**Input material**

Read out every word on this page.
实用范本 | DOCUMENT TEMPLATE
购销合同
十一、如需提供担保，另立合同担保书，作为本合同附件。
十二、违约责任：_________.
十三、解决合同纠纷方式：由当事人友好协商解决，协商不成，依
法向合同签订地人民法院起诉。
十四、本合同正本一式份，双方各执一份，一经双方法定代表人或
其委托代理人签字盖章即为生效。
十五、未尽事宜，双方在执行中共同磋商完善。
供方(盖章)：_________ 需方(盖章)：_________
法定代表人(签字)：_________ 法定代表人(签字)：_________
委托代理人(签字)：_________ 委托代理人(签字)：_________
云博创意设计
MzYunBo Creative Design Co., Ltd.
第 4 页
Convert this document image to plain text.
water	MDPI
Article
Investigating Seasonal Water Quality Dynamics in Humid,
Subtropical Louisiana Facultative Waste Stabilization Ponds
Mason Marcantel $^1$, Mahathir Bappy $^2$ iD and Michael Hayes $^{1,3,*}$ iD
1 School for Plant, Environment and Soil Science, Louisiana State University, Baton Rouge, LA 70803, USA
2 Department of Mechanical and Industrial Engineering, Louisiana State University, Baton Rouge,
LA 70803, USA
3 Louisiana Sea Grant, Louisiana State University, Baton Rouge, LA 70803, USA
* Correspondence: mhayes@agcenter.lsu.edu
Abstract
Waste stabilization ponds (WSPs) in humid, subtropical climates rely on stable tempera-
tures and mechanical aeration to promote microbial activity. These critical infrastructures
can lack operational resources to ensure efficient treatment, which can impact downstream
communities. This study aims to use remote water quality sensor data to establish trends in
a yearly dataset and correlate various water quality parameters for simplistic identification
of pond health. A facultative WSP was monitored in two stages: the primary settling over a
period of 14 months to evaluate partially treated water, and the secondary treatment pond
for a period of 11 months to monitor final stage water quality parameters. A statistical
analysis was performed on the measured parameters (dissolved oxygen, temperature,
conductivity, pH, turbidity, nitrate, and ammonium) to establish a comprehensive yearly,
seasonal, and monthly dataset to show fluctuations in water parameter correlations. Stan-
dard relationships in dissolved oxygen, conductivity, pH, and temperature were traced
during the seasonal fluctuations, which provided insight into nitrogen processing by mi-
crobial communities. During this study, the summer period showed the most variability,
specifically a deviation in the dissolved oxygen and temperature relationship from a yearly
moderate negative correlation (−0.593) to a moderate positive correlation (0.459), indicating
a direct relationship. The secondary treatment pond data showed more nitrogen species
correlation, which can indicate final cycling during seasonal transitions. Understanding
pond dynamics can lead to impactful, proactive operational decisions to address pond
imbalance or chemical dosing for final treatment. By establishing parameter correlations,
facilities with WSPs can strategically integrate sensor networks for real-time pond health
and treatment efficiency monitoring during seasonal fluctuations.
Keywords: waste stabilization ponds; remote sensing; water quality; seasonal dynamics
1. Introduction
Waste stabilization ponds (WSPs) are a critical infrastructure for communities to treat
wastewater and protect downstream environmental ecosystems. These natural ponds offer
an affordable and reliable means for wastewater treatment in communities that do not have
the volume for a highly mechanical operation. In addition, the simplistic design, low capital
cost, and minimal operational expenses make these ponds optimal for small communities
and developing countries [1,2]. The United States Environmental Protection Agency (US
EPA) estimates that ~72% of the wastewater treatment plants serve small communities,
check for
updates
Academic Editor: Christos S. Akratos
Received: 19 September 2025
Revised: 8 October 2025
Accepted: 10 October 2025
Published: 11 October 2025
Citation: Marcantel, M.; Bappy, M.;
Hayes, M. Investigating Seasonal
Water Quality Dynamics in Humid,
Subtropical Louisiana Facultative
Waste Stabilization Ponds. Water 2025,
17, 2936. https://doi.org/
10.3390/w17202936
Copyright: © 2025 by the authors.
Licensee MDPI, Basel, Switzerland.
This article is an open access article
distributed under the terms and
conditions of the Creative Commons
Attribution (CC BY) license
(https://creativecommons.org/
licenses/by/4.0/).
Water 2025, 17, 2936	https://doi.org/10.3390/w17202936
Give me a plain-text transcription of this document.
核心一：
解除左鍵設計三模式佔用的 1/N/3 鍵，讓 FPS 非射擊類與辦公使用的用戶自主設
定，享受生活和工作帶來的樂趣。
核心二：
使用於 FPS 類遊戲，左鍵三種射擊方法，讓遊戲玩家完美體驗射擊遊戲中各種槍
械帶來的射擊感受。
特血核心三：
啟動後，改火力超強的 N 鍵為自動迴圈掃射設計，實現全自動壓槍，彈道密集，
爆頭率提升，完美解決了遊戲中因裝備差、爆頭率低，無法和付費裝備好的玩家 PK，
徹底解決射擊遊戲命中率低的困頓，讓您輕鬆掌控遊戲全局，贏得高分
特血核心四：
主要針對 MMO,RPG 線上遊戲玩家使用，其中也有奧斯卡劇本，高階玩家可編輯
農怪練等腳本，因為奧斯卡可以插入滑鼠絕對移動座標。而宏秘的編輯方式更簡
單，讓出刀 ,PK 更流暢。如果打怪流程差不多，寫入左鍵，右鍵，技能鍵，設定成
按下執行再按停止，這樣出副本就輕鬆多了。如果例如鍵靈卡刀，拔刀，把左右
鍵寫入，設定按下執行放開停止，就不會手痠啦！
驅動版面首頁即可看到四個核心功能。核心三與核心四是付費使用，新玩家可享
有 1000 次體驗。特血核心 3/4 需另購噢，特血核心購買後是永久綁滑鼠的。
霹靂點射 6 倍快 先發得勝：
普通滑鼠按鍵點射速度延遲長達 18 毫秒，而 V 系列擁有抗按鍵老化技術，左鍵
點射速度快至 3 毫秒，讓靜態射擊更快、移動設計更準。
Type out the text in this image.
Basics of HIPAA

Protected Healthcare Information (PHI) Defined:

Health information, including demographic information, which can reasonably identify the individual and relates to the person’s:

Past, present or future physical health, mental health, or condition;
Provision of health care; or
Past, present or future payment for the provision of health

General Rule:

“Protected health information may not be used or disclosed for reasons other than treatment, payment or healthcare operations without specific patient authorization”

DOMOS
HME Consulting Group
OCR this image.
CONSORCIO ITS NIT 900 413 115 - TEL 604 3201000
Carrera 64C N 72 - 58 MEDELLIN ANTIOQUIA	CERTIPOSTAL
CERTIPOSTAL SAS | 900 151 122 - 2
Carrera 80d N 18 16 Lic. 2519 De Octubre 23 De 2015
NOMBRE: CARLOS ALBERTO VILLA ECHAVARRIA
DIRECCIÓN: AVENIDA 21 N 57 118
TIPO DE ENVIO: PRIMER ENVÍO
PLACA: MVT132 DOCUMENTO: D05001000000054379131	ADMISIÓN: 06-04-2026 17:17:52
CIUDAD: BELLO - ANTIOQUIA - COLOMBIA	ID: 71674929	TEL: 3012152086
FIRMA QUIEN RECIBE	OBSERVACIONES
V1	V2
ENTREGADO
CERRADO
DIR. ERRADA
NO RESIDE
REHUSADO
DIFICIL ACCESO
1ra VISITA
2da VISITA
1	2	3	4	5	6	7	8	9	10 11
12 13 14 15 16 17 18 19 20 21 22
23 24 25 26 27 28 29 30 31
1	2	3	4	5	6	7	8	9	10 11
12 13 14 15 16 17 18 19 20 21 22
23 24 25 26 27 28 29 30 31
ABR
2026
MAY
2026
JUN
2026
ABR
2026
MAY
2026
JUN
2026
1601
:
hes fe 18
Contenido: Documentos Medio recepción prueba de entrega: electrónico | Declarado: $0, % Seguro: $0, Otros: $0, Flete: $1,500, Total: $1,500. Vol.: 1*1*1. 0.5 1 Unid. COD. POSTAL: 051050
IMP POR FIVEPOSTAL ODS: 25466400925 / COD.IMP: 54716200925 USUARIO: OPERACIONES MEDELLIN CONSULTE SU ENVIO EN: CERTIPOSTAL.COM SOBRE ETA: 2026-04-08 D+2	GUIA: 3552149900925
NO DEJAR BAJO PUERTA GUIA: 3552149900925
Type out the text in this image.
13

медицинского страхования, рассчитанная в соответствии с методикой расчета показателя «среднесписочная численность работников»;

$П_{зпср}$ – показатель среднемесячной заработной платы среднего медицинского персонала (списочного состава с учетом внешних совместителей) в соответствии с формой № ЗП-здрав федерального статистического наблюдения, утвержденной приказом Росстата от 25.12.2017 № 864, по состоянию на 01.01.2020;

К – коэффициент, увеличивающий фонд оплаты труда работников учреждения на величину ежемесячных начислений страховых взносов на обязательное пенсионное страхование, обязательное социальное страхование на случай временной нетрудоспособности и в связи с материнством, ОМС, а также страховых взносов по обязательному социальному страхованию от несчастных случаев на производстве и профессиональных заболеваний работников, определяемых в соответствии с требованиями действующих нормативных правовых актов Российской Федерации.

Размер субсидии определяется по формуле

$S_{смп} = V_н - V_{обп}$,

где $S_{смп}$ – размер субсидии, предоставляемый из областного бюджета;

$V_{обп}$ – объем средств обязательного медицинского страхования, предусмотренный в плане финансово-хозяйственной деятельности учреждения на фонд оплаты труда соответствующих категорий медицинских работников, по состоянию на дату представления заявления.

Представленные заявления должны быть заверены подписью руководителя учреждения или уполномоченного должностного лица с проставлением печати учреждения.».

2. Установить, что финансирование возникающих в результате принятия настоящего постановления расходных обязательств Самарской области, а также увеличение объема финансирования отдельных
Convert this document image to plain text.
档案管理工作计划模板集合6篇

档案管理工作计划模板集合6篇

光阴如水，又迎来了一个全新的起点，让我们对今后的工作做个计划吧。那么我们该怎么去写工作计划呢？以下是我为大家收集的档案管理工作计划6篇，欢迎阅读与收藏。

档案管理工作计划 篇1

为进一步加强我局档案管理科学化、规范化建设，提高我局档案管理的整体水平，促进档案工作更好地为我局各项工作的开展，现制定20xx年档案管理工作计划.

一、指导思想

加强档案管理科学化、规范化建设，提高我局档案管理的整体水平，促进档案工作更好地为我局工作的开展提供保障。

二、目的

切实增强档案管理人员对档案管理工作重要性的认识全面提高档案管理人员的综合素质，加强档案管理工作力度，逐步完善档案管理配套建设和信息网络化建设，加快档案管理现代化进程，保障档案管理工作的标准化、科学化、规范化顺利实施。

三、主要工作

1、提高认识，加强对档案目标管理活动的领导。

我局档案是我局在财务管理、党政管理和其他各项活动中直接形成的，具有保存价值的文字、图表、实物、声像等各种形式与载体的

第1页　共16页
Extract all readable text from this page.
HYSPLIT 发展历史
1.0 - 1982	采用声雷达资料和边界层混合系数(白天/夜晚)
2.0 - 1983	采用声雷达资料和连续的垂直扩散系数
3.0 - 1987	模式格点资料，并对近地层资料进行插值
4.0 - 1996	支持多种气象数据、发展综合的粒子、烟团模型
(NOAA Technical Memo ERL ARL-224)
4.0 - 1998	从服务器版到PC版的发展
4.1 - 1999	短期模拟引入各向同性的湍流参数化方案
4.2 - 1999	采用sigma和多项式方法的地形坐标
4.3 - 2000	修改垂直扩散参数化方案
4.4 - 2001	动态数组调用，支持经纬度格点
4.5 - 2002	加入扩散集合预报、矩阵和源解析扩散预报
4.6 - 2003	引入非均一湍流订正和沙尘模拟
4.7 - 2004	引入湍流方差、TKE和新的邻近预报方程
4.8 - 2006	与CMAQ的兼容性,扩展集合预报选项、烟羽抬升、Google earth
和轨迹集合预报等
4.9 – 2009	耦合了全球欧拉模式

**Task to carry out**
Check each line of the entries for the string "page". Copy the lines that have it.

**Output below**
Read out every word on this page.
Extract all readable text from this page.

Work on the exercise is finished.